§ **PROVIDED INFORMATION**
********

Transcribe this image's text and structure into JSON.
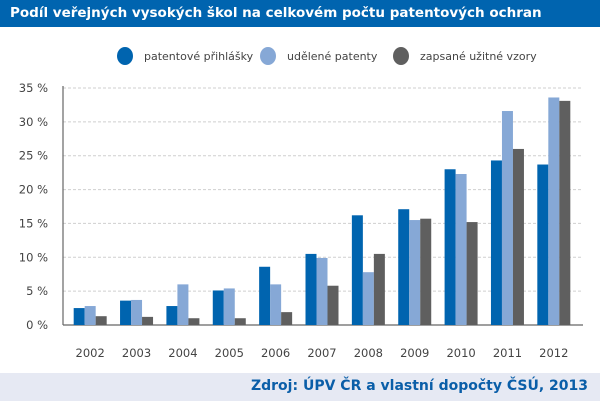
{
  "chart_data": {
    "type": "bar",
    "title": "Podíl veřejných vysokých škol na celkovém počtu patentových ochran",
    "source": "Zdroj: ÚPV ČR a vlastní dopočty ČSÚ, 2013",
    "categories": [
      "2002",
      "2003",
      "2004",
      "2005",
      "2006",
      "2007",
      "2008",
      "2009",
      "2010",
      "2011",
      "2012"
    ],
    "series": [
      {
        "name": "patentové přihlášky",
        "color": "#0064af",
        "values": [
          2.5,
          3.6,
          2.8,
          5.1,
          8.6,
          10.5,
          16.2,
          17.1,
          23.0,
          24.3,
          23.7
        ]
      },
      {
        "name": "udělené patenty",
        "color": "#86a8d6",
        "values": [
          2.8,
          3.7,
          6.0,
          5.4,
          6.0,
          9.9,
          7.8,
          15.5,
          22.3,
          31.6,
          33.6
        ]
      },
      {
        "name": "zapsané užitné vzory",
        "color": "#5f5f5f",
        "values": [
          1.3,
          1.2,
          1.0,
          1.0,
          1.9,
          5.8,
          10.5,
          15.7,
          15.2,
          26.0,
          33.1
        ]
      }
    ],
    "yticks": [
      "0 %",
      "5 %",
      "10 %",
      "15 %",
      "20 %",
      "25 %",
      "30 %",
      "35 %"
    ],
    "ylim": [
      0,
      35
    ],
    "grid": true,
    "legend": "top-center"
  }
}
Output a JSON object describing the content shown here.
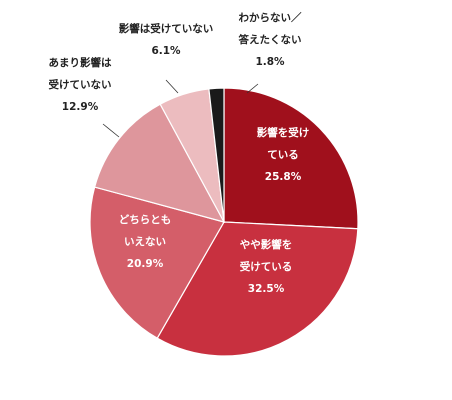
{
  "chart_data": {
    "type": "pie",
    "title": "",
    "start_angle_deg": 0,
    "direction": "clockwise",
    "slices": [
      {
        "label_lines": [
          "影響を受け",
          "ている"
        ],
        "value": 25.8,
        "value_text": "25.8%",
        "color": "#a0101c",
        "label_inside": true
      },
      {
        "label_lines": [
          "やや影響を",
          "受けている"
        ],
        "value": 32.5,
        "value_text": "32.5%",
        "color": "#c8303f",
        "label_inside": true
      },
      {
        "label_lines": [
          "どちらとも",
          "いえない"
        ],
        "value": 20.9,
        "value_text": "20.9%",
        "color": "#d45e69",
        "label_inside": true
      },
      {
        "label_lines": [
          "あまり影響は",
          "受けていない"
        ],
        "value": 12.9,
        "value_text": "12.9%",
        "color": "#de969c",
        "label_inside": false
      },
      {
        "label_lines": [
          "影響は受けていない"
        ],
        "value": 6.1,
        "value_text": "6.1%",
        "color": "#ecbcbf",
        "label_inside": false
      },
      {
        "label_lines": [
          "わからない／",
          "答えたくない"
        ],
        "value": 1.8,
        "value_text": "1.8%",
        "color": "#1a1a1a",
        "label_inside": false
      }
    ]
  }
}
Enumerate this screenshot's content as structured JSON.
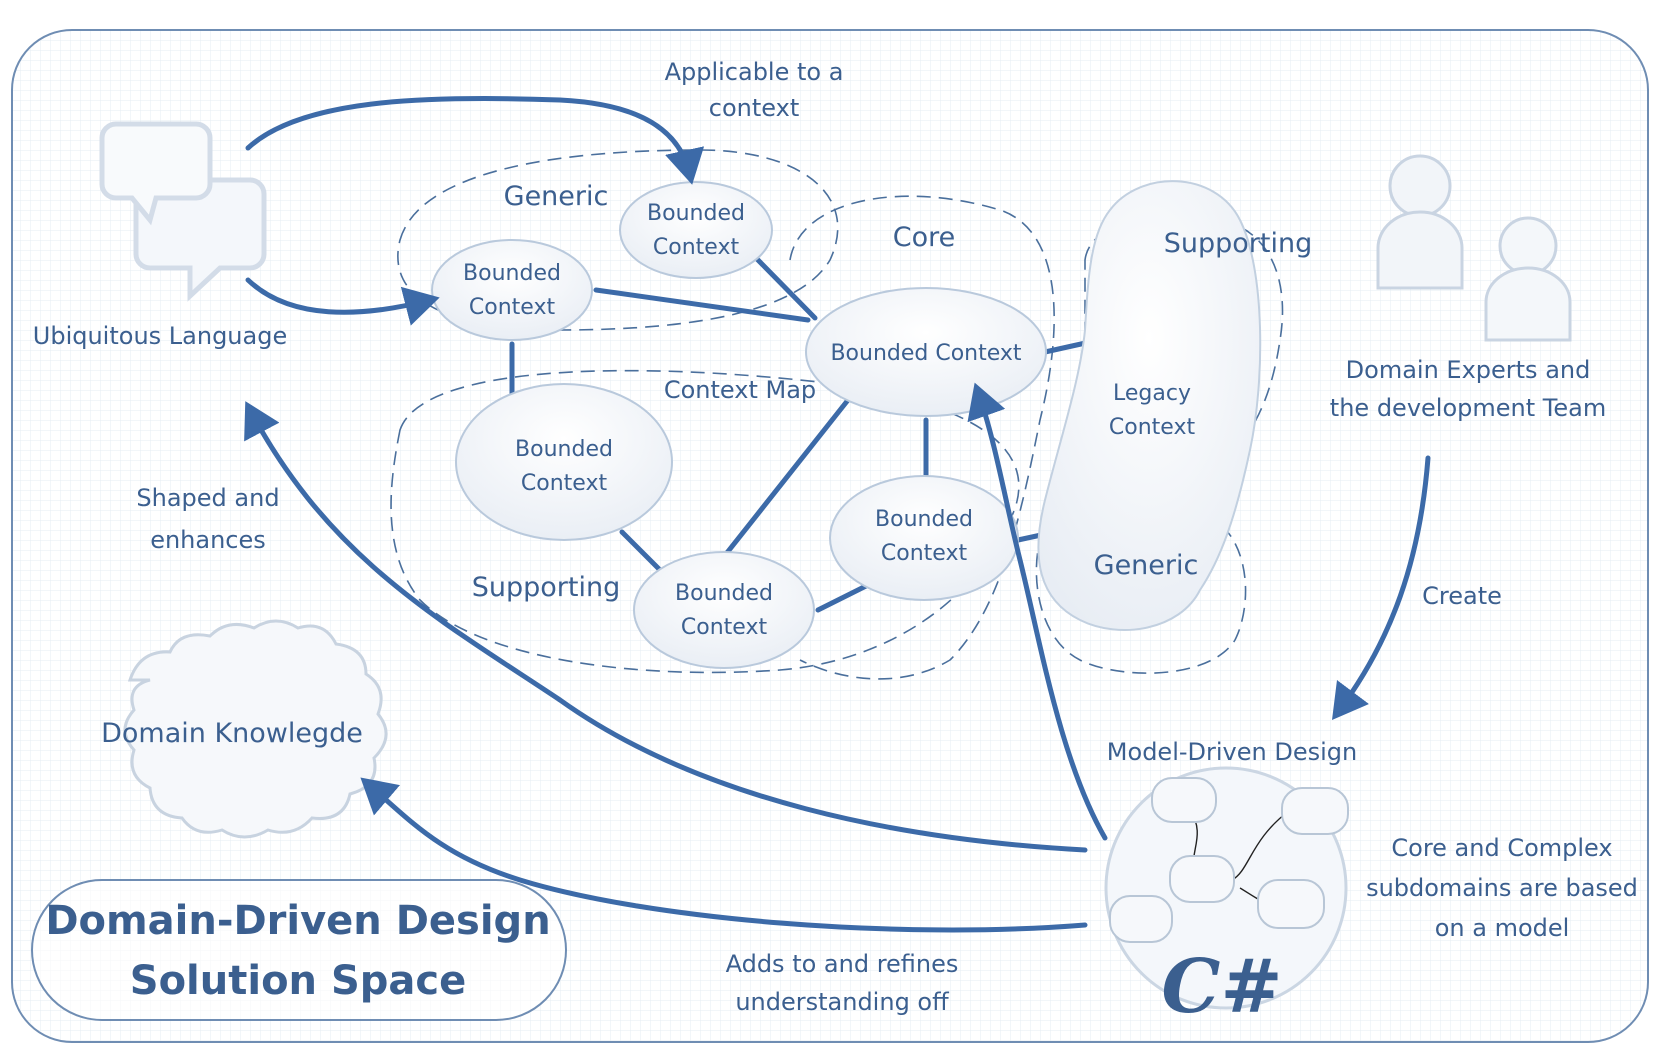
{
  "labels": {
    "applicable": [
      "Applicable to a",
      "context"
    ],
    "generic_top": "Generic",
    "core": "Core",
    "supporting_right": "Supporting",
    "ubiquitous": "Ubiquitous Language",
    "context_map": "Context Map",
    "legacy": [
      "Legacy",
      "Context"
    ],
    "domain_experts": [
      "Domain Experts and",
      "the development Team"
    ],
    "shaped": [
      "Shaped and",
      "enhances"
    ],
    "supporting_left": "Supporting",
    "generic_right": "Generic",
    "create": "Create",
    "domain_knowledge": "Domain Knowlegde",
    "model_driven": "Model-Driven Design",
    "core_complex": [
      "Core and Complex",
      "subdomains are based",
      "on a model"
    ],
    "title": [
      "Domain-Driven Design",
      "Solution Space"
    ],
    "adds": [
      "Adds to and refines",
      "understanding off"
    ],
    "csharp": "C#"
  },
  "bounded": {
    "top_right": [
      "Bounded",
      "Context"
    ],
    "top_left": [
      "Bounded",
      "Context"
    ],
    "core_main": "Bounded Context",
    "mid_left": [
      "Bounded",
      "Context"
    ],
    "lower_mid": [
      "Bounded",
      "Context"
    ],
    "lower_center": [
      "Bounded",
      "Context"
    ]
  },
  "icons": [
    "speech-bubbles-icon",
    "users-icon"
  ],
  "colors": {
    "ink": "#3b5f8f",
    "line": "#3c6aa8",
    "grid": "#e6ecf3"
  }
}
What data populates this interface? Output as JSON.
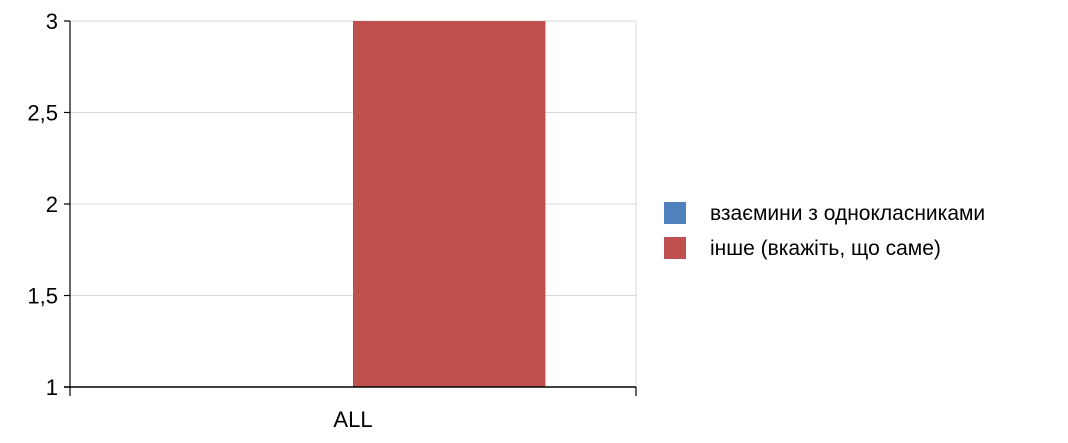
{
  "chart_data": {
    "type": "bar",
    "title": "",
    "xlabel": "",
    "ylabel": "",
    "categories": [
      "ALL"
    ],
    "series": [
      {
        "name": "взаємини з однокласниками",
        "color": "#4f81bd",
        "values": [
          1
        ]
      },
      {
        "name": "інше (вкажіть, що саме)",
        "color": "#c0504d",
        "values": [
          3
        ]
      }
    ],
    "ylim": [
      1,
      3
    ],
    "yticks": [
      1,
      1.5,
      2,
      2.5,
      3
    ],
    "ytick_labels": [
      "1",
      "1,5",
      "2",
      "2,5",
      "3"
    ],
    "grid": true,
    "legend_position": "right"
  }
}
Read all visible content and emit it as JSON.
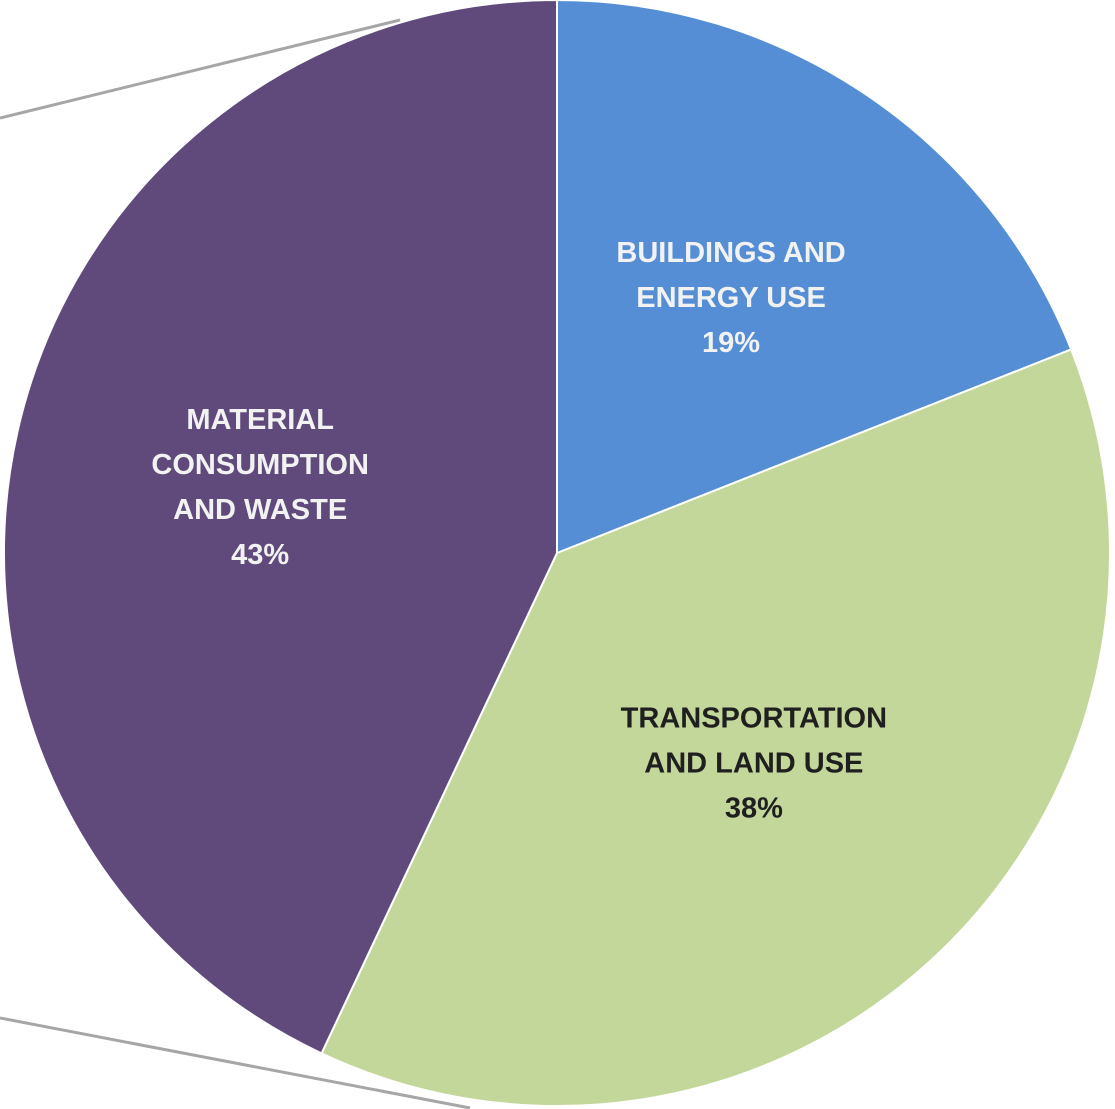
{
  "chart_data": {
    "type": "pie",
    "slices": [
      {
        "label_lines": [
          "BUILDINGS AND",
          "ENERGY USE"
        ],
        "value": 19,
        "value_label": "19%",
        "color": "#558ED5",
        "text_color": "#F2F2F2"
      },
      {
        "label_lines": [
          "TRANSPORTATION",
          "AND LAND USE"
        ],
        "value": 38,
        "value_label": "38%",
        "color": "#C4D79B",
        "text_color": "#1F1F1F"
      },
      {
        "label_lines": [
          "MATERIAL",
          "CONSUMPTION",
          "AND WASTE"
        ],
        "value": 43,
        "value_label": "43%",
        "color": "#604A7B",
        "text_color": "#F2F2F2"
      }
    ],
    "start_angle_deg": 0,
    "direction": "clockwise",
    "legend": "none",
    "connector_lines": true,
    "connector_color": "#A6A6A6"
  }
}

********

§ **THE PROBLEM**
Omit each picture, then return all of the listing exactly as it stands.

§ **COMPLETED TASK**
Transcribe this image's text and structure into JSON.
{
  "chart_data": {
    "type": "bar",
    "title": "Podíl veřejných vysokých škol na celkovém počtu patentových ochran",
    "source": "Zdroj: ÚPV ČR a vlastní dopočty ČSÚ, 2013",
    "categories": [
      "2002",
      "2003",
      "2004",
      "2005",
      "2006",
      "2007",
      "2008",
      "2009",
      "2010",
      "2011",
      "2012"
    ],
    "series": [
      {
        "name": "patentové přihlášky",
        "color": "#0064af",
        "values": [
          2.5,
          3.6,
          2.8,
          5.1,
          8.6,
          10.5,
          16.2,
          17.1,
          23.0,
          24.3,
          23.7
        ]
      },
      {
        "name": "udělené patenty",
        "color": "#86a8d6",
        "values": [
          2.8,
          3.7,
          6.0,
          5.4,
          6.0,
          9.9,
          7.8,
          15.5,
          22.3,
          31.6,
          33.6
        ]
      },
      {
        "name": "zapsané užitné vzory",
        "color": "#5f5f5f",
        "values": [
          1.3,
          1.2,
          1.0,
          1.0,
          1.9,
          5.8,
          10.5,
          15.7,
          15.2,
          26.0,
          33.1
        ]
      }
    ],
    "yticks": [
      "0 %",
      "5 %",
      "10 %",
      "15 %",
      "20 %",
      "25 %",
      "30 %",
      "35 %"
    ],
    "ylim": [
      0,
      35
    ],
    "grid": true,
    "legend": "top-center"
  }
}
Output a JSON object describing the content shown here.
{
  "chart_data": {
    "type": "pie",
    "title": "",
    "start_angle_deg": 0,
    "direction": "clockwise",
    "slices": [
      {
        "label_lines": [
          "影響を受け",
          "ている"
        ],
        "value": 25.8,
        "value_text": "25.8%",
        "color": "#a0101c",
        "label_inside": true
      },
      {
        "label_lines": [
          "やや影響を",
          "受けている"
        ],
        "value": 32.5,
        "value_text": "32.5%",
        "color": "#c8303f",
        "label_inside": true
      },
      {
        "label_lines": [
          "どちらとも",
          "いえない"
        ],
        "value": 20.9,
        "value_text": "20.9%",
        "color": "#d45e69",
        "label_inside": true
      },
      {
        "label_lines": [
          "あまり影響は",
          "受けていない"
        ],
        "value": 12.9,
        "value_text": "12.9%",
        "color": "#de969c",
        "label_inside": false
      },
      {
        "label_lines": [
          "影響は受けていない"
        ],
        "value": 6.1,
        "value_text": "6.1%",
        "color": "#ecbcbf",
        "label_inside": false
      },
      {
        "label_lines": [
          "わからない／",
          "答えたくない"
        ],
        "value": 1.8,
        "value_text": "1.8%",
        "color": "#1a1a1a",
        "label_inside": false
      }
    ]
  }
}
Enumerate this screenshot's content as structured JSON.
{
  "labels": {
    "applicable": [
      "Applicable to a",
      "context"
    ],
    "generic_top": "Generic",
    "core": "Core",
    "supporting_right": "Supporting",
    "ubiquitous": "Ubiquitous Language",
    "context_map": "Context Map",
    "legacy": [
      "Legacy",
      "Context"
    ],
    "domain_experts": [
      "Domain Experts and",
      "the development Team"
    ],
    "shaped": [
      "Shaped and",
      "enhances"
    ],
    "supporting_left": "Supporting",
    "generic_right": "Generic",
    "create": "Create",
    "domain_knowledge": "Domain Knowlegde",
    "model_driven": "Model-Driven Design",
    "core_complex": [
      "Core and Complex",
      "subdomains are based",
      "on a model"
    ],
    "title": [
      "Domain-Driven Design",
      "Solution Space"
    ],
    "adds": [
      "Adds to and refines",
      "understanding off"
    ],
    "csharp": "C#"
  },
  "bounded": {
    "top_right": [
      "Bounded",
      "Context"
    ],
    "top_left": [
      "Bounded",
      "Context"
    ],
    "core_main": "Bounded Context",
    "mid_left": [
      "Bounded",
      "Context"
    ],
    "lower_mid": [
      "Bounded",
      "Context"
    ],
    "lower_center": [
      "Bounded",
      "Context"
    ]
  },
  "icons": [
    "speech-bubbles-icon",
    "users-icon"
  ],
  "colors": {
    "ink": "#3b5f8f",
    "line": "#3c6aa8",
    "grid": "#e6ecf3"
  }
}
What data populates this interface? Output as JSON.
{
  "chart_data": {
    "type": "bar",
    "title": "",
    "xlabel": "",
    "ylabel": "",
    "categories": [
      "ALL"
    ],
    "series": [
      {
        "name": "взаємини з однокласниками",
        "color": "#4f81bd",
        "values": [
          1
        ]
      },
      {
        "name": "інше (вкажіть, що саме)",
        "color": "#c0504d",
        "values": [
          3
        ]
      }
    ],
    "ylim": [
      1,
      3
    ],
    "yticks": [
      1,
      1.5,
      2,
      2.5,
      3
    ],
    "ytick_labels": [
      "1",
      "1,5",
      "2",
      "2,5",
      "3"
    ],
    "grid": true,
    "legend_position": "right"
  }
}
Read all visible content and emit it as JSON.
{
  "chart_data": {
    "type": "pie",
    "slices": [
      {
        "label_lines": [
          "BUILDINGS AND",
          "ENERGY USE"
        ],
        "value": 19,
        "value_label": "19%",
        "color": "#558ED5",
        "text_color": "#F2F2F2"
      },
      {
        "label_lines": [
          "TRANSPORTATION",
          "AND LAND USE"
        ],
        "value": 38,
        "value_label": "38%",
        "color": "#C4D79B",
        "text_color": "#1F1F1F"
      },
      {
        "label_lines": [
          "MATERIAL",
          "CONSUMPTION",
          "AND WASTE"
        ],
        "value": 43,
        "value_label": "43%",
        "color": "#604A7B",
        "text_color": "#F2F2F2"
      }
    ],
    "start_angle_deg": 0,
    "direction": "clockwise",
    "legend": "none",
    "connector_lines": true,
    "connector_color": "#A6A6A6"
  }
}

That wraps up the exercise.